— BEGIN —

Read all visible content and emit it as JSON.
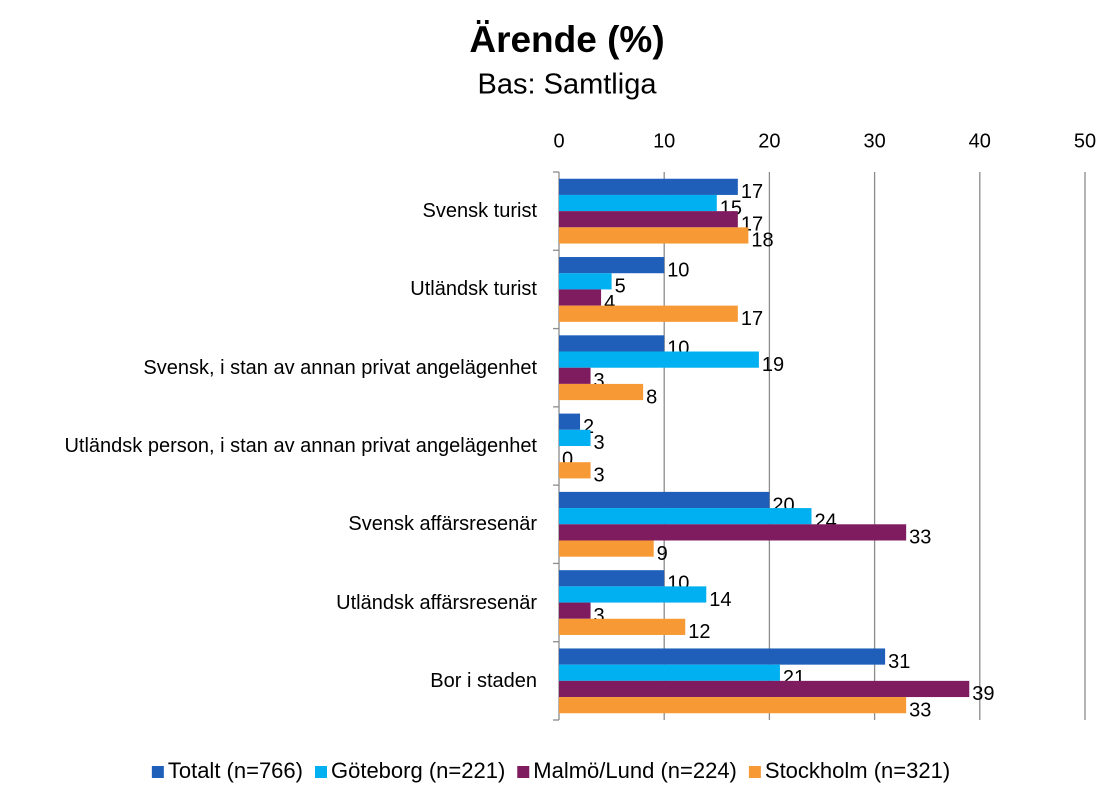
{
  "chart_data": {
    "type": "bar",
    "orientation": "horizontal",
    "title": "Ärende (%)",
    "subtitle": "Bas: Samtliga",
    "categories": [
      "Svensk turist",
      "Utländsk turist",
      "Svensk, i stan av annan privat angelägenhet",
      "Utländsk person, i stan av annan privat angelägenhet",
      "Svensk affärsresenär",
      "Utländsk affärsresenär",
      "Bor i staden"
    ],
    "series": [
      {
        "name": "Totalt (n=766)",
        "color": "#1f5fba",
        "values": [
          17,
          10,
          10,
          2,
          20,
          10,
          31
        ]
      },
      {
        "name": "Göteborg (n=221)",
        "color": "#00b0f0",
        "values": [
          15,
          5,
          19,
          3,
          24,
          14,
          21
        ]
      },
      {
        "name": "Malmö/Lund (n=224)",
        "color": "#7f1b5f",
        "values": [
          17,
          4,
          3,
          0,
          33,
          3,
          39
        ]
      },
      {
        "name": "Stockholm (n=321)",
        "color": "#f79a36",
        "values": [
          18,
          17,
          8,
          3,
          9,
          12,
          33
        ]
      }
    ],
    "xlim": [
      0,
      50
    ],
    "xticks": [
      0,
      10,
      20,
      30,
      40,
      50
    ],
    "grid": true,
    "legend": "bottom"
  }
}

— END —
— BEGIN —

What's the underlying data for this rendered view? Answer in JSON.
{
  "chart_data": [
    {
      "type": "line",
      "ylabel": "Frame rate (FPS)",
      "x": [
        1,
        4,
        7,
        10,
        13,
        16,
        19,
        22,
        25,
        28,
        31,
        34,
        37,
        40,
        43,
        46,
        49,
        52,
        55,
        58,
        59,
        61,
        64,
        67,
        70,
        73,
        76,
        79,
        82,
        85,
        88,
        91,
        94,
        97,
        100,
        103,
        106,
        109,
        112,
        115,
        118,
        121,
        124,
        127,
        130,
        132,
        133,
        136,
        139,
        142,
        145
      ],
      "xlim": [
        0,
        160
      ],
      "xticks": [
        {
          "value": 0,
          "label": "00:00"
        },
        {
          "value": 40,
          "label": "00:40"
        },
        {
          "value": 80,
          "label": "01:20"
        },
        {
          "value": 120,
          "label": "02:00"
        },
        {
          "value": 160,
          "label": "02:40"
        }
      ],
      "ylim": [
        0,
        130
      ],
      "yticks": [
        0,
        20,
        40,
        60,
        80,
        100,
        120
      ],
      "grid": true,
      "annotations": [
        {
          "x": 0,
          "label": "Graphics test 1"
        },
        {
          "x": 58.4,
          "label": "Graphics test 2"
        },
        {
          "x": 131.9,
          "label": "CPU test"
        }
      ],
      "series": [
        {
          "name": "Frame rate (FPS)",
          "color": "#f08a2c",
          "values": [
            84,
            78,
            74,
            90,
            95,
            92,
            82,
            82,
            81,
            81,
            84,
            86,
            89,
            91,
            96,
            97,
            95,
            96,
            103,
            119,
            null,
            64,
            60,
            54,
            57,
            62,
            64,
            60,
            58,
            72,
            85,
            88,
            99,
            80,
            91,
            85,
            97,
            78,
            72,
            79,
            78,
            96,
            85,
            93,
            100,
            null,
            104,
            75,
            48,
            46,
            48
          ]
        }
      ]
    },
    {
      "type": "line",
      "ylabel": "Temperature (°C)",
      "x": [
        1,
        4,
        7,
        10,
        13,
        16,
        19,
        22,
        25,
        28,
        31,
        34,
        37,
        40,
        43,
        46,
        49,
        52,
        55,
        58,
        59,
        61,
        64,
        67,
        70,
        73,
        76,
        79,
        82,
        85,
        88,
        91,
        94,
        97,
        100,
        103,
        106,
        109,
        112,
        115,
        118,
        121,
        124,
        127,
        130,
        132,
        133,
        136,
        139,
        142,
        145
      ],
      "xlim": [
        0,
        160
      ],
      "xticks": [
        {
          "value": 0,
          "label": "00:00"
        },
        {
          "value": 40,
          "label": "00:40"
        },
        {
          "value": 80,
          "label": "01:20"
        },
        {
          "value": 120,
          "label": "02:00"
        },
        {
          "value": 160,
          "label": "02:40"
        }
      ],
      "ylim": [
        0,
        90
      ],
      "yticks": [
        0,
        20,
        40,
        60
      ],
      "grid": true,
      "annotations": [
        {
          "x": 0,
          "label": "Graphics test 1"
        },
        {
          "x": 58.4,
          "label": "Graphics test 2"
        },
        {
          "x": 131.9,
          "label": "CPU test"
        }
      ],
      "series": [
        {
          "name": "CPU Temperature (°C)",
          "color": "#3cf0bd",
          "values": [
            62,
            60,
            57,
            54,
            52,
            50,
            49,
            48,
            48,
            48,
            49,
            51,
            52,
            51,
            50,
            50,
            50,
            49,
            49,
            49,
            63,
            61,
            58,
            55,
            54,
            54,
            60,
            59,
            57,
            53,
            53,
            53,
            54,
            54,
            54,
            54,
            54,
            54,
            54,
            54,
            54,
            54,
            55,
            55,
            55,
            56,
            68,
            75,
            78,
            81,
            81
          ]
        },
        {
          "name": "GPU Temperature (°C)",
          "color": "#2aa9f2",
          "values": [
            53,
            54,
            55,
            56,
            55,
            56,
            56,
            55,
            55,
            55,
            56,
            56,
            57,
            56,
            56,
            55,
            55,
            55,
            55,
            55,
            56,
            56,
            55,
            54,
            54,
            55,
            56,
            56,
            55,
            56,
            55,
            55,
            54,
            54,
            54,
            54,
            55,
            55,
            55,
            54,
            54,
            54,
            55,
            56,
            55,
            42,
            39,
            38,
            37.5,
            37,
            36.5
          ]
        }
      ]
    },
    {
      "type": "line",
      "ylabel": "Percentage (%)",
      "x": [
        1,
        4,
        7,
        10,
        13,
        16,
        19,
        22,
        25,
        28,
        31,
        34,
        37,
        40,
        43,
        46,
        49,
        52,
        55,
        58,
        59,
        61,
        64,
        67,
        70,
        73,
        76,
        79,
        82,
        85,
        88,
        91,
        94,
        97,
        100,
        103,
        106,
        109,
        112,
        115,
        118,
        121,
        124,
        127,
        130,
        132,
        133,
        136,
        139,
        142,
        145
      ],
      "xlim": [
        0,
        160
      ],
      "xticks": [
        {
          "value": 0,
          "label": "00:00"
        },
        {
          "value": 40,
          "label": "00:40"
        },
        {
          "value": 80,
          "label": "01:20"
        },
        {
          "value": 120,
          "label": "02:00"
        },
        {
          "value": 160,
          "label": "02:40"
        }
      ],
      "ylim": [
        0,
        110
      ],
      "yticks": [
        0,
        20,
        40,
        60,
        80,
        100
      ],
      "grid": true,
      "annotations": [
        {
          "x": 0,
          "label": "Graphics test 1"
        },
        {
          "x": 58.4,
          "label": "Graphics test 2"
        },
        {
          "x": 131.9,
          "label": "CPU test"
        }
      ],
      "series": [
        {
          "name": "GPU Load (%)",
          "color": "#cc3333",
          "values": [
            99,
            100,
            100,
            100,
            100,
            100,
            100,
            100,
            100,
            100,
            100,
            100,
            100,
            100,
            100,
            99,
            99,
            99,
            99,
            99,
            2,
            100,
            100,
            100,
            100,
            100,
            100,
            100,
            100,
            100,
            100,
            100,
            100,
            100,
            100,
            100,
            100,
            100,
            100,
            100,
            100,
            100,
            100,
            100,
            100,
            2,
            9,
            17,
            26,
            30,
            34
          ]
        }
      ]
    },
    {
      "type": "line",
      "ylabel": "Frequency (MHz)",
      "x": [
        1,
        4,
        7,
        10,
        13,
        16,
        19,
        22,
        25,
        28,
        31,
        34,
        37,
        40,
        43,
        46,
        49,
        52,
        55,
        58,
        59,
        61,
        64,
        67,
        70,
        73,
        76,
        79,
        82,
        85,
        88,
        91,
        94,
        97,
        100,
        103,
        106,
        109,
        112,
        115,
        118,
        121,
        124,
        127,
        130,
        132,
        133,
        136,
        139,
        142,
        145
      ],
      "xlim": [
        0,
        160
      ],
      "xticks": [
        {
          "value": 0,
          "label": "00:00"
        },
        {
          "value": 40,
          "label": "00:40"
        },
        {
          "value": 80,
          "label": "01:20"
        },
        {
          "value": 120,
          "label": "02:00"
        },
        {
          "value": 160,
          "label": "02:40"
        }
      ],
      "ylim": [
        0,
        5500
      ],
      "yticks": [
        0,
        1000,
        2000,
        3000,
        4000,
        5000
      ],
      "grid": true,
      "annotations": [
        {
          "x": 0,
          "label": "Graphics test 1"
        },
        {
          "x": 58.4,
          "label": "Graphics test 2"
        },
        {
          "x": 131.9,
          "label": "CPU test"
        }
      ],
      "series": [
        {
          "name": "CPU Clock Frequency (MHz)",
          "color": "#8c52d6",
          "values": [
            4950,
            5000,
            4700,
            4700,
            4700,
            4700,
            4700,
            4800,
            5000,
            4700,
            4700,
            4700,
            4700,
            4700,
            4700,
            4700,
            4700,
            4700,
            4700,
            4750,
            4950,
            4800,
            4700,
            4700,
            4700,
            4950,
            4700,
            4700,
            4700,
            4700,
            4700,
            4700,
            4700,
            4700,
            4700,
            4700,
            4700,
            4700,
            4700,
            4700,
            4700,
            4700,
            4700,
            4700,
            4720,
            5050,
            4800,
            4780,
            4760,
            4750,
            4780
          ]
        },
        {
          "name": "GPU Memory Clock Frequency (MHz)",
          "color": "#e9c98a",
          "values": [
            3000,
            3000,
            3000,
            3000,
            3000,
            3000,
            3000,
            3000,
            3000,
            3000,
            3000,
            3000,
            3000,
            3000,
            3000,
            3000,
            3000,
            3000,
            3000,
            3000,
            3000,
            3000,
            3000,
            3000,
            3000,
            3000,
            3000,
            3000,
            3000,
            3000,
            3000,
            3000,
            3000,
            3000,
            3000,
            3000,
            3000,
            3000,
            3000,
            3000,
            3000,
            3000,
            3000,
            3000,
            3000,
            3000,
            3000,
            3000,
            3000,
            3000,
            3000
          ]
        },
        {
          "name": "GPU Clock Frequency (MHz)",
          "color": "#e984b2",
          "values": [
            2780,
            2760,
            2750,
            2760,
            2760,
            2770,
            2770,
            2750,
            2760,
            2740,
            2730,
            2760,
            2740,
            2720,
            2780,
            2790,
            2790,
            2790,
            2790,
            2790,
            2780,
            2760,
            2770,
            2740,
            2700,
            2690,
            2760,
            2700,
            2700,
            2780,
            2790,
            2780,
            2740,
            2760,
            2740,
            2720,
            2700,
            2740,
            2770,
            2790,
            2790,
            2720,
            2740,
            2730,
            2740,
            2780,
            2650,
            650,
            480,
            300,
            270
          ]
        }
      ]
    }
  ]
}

— END —
— BEGIN —

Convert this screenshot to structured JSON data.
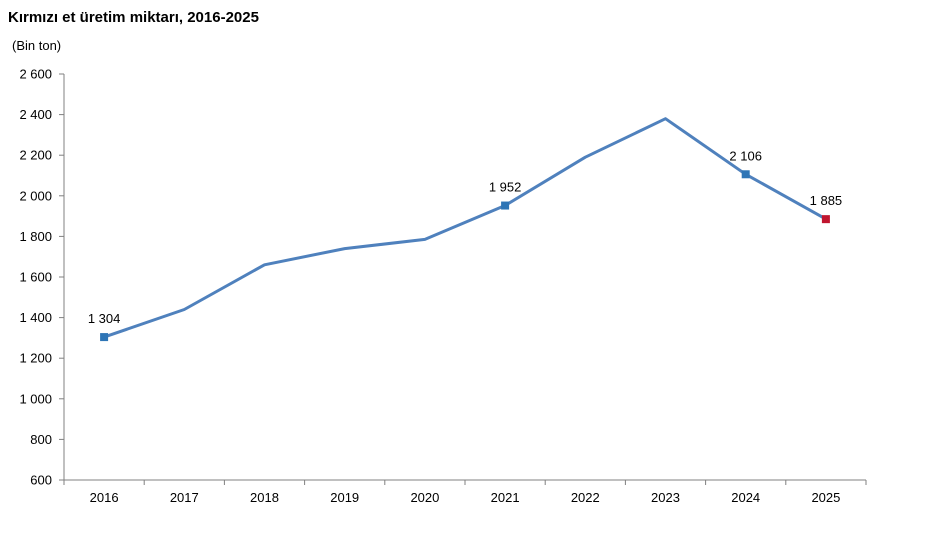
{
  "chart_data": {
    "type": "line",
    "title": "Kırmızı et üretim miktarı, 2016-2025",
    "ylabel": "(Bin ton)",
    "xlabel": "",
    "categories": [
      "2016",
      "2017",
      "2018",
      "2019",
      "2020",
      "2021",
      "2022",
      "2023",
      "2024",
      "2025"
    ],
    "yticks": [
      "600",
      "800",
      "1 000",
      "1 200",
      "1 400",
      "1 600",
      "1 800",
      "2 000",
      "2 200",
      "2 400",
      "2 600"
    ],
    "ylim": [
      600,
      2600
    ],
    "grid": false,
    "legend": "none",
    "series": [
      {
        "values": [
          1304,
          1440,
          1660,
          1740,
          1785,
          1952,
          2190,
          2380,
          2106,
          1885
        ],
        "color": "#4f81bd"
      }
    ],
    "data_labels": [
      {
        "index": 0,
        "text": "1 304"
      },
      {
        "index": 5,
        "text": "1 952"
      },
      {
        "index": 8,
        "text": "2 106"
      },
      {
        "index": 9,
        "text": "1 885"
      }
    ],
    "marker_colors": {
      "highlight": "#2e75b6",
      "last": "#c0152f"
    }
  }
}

— END —

**YOUR INSTRUCTIONS**
Keep only the lines that hold the string "angelägenhet", and copy them out.

**TASK SOLUTION**
      "Svensk, i stan av annan privat angelägenhet",
      "Utländsk person, i stan av annan privat angelägenhet",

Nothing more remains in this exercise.